> **SET PROBLEM**: Your task is to locate every line holding the string "content" and to copy each of them.

[Records from a dataset]
■ ■ ■ ■ ■

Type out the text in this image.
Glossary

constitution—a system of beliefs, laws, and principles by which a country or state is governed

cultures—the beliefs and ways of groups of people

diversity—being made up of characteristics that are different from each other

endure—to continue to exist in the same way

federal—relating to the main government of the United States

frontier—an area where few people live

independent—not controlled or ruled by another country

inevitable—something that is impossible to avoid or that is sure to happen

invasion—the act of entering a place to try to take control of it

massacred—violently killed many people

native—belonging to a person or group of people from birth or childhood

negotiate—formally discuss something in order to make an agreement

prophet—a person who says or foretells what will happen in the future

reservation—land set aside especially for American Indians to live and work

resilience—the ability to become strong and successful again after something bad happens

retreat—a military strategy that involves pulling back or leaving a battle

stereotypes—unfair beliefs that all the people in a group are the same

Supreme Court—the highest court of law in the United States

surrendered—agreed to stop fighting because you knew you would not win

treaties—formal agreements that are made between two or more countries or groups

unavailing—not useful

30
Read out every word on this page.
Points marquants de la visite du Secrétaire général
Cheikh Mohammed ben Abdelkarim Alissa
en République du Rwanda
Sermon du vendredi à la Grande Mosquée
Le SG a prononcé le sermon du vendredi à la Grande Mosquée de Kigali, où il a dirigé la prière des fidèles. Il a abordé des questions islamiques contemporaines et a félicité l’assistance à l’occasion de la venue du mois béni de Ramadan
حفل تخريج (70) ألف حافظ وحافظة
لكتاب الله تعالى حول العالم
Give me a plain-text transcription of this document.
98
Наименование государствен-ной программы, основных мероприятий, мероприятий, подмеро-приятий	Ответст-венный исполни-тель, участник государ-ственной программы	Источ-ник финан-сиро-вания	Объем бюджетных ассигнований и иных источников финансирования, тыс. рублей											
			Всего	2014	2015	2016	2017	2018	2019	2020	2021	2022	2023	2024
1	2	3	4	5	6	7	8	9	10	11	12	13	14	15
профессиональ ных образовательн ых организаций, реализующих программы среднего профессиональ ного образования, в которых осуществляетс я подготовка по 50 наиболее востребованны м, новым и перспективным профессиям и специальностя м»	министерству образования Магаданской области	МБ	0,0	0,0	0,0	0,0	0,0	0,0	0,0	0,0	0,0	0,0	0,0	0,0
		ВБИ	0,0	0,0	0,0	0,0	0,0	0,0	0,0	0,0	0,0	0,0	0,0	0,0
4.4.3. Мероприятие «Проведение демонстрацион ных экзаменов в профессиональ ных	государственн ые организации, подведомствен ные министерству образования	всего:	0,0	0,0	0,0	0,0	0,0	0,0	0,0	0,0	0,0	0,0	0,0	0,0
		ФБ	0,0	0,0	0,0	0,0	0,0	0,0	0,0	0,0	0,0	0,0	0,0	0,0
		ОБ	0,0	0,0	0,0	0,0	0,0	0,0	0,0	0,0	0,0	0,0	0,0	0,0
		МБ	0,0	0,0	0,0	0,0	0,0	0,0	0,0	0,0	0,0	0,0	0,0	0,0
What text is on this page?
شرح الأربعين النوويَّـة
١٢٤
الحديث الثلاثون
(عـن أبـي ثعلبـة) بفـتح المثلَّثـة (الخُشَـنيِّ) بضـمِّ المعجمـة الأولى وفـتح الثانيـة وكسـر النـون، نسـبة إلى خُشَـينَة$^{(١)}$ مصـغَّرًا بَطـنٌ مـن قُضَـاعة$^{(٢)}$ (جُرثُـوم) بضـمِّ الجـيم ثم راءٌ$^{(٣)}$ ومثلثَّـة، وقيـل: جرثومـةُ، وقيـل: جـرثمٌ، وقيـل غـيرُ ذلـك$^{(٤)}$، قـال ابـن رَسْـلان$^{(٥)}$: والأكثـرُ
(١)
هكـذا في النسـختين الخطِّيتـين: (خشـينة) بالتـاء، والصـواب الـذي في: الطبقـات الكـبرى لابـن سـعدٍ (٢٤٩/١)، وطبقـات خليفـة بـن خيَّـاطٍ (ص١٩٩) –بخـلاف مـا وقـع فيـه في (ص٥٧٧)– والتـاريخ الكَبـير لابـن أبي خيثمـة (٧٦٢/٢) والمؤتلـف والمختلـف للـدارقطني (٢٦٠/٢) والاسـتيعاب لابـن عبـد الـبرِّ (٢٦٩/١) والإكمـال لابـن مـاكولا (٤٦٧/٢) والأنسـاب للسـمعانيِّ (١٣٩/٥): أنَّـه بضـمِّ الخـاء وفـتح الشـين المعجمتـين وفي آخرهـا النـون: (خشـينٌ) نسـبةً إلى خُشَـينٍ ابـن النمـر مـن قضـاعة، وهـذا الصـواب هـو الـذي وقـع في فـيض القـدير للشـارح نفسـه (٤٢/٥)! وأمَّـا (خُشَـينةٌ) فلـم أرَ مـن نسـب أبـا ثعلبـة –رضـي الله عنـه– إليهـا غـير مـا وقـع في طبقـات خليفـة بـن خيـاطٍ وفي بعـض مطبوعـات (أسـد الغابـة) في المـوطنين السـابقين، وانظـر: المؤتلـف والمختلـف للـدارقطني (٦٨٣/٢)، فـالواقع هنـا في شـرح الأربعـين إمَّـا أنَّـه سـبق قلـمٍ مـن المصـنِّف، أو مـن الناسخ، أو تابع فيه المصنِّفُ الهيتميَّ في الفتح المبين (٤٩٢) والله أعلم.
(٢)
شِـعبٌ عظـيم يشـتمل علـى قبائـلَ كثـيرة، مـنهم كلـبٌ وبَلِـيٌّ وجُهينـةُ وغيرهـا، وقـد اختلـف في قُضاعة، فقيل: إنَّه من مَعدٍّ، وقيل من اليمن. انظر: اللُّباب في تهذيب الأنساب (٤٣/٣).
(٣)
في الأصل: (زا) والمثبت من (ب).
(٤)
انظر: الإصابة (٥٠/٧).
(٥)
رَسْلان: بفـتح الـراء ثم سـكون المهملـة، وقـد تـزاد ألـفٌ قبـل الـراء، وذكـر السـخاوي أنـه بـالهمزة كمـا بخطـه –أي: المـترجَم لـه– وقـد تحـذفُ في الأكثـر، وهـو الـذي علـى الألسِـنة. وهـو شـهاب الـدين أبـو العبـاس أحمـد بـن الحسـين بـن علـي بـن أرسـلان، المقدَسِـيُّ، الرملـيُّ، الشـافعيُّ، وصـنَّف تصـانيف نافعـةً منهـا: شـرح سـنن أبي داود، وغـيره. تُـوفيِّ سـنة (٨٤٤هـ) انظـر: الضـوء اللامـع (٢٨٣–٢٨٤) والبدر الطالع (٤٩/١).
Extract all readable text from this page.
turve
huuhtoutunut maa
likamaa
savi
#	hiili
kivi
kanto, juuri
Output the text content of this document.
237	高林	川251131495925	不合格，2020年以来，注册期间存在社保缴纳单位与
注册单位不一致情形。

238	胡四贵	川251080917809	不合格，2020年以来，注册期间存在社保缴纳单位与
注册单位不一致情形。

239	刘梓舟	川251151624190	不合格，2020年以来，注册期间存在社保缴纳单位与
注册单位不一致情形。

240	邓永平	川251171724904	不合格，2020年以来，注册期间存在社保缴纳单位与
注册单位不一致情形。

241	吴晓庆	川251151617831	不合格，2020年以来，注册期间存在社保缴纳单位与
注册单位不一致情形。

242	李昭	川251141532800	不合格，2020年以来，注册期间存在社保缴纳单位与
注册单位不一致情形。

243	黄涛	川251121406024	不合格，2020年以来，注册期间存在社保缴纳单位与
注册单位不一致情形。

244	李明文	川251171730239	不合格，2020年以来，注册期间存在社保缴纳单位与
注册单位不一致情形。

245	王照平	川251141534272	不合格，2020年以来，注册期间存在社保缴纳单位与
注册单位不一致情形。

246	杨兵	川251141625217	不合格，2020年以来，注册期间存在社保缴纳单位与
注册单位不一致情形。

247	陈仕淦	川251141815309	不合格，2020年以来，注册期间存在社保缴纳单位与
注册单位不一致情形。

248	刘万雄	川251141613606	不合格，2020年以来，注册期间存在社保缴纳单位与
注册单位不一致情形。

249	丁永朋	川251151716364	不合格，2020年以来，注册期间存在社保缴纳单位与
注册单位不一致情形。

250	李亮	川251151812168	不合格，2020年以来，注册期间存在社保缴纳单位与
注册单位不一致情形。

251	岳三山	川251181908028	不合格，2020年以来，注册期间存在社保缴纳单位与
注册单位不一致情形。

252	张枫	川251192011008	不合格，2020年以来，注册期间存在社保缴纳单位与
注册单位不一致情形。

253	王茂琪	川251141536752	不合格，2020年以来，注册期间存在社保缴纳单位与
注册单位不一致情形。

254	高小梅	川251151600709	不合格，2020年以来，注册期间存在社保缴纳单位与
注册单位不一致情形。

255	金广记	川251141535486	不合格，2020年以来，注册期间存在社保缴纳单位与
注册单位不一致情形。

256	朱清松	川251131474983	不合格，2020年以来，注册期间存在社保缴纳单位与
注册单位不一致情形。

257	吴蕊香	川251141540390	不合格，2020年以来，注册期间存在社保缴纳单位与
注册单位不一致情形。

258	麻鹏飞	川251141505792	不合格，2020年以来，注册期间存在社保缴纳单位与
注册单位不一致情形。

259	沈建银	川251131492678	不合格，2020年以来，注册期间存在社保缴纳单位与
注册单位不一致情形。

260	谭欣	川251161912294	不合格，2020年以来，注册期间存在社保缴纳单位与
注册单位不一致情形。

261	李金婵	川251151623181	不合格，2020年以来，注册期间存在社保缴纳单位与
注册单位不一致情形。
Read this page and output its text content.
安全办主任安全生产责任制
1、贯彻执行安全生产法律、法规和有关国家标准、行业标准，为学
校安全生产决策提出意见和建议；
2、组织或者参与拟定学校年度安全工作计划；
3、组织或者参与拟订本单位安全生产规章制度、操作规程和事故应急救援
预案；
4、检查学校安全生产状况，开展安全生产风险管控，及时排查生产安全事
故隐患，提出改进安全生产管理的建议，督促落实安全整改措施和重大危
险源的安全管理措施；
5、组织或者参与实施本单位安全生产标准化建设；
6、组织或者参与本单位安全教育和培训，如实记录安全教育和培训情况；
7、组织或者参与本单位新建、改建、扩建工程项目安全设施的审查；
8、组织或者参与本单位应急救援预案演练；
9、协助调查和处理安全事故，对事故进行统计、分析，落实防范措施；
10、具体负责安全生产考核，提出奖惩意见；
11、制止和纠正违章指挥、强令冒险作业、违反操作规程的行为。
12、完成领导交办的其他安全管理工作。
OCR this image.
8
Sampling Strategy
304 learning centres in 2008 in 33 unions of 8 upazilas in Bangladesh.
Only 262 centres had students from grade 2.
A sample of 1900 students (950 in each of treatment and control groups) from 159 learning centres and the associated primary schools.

■ ■ ■ ■ ■

> **SOLUTION TO THIS PROBLEM**:
Output the text content of this document.
Read this page and output its text content.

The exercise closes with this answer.